> Given exercise:
Could you write out every record below exactly, leaving out any pictures?

***** Exercise material

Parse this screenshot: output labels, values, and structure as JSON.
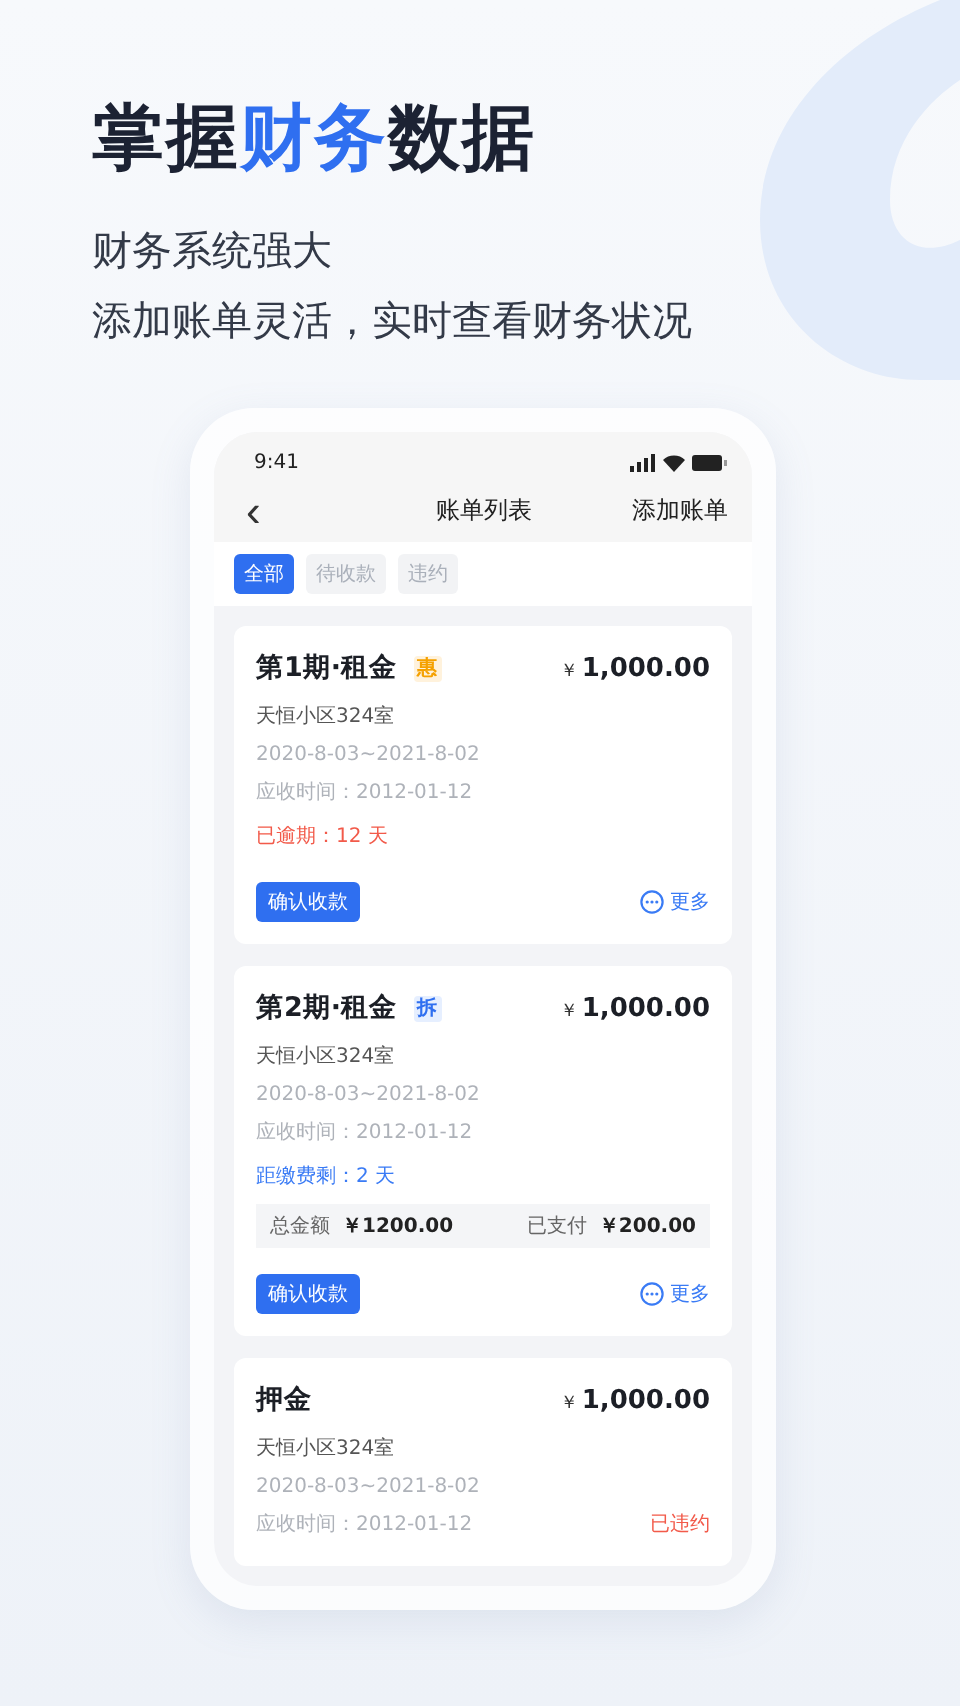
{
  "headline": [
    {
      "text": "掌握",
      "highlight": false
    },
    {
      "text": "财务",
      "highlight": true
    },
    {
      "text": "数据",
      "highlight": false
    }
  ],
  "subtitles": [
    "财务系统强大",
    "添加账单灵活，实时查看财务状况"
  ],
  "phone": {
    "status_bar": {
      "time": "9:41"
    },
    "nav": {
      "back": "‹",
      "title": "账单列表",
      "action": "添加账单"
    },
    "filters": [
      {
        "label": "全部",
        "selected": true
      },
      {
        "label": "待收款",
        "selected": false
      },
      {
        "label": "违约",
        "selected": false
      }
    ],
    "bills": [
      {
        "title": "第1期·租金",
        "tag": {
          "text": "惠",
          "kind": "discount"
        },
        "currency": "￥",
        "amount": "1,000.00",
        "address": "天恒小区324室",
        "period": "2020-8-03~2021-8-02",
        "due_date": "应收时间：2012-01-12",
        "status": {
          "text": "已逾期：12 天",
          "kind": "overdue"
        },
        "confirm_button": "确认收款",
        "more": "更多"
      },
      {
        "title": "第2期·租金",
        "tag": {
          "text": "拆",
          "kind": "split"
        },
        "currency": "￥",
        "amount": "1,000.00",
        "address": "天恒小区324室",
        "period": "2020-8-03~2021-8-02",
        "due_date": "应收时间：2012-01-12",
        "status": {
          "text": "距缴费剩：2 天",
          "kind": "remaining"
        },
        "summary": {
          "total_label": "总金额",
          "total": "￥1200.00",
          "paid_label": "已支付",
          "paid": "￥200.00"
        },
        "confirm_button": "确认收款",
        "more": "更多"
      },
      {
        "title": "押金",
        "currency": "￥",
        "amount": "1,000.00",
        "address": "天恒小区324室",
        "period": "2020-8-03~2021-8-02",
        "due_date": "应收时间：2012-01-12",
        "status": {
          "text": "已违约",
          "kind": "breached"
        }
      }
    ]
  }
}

**********

> Correct result:
Parse this screenshot: output labels, values, and structure as JSON.
{
  "headline": [
    {
      "text": "掌握",
      "highlight": false
    },
    {
      "text": "财务",
      "highlight": true
    },
    {
      "text": "数据",
      "highlight": false
    }
  ],
  "subtitles": [
    "财务系统强大",
    "添加账单灵活，实时查看财务状况"
  ],
  "phone": {
    "status_bar": {
      "time": "9:41"
    },
    "nav": {
      "back": "‹",
      "title": "账单列表",
      "action": "添加账单"
    },
    "filters": [
      {
        "label": "全部",
        "selected": true
      },
      {
        "label": "待收款",
        "selected": false
      },
      {
        "label": "违约",
        "selected": false
      }
    ],
    "bills": [
      {
        "title": "第1期·租金",
        "tag": {
          "text": "惠",
          "kind": "discount"
        },
        "currency": "￥",
        "amount": "1,000.00",
        "address": "天恒小区324室",
        "period": "2020-8-03~2021-8-02",
        "due_date": "应收时间：2012-01-12",
        "status": {
          "text": "已逾期：12 天",
          "kind": "overdue"
        },
        "confirm_button": "确认收款",
        "more": "更多"
      },
      {
        "title": "第2期·租金",
        "tag": {
          "text": "拆",
          "kind": "split"
        },
        "currency": "￥",
        "amount": "1,000.00",
        "address": "天恒小区324室",
        "period": "2020-8-03~2021-8-02",
        "due_date": "应收时间：2012-01-12",
        "status": {
          "text": "距缴费剩：2 天",
          "kind": "remaining"
        },
        "summary": {
          "total_label": "总金额",
          "total": "￥1200.00",
          "paid_label": "已支付",
          "paid": "￥200.00"
        },
        "confirm_button": "确认收款",
        "more": "更多"
      },
      {
        "title": "押金",
        "currency": "￥",
        "amount": "1,000.00",
        "address": "天恒小区324室",
        "period": "2020-8-03~2021-8-02",
        "due_date": "应收时间：2012-01-12",
        "status": {
          "text": "已违约",
          "kind": "breached"
        }
      }
    ]
  }
}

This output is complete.